== Do this ==
Take the entries below and reproduce them word for word.

Dataset items
** START **
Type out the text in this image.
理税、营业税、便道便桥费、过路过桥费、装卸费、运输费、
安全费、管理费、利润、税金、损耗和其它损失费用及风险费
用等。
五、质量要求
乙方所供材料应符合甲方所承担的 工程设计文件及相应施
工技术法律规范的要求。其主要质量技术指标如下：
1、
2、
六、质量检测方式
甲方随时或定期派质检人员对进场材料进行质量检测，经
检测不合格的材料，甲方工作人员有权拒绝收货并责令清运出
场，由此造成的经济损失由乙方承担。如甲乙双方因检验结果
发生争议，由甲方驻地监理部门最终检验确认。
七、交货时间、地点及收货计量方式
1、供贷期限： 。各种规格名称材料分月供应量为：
** END **
== Task response ==
Type out the text in this image.
理税、营业税、便道便桥费、过路过桥费、装卸费、运输费、
安全费、管理费、利润、税金、损耗和其它损失费用及风险费
用等。
五、质量要求
乙方所供材料应符合甲方所承担的 工程设计文件及相应施
工技术法律规范的要求。其主要质量技术指标如下：
1、
2、
六、质量检测方式
甲方随时或定期派质检人员对进场材料进行质量检测，经
检测不合格的材料，甲方工作人员有权拒绝收货并责令清运出
场，由此造成的经济损失由乙方承担。如甲乙双方因检验结果
发生争议，由甲方驻地监理部门最终检验确认。
七、交货时间、地点及收货计量方式
1、供贷期限： 。各种规格名称材料分月供应量为：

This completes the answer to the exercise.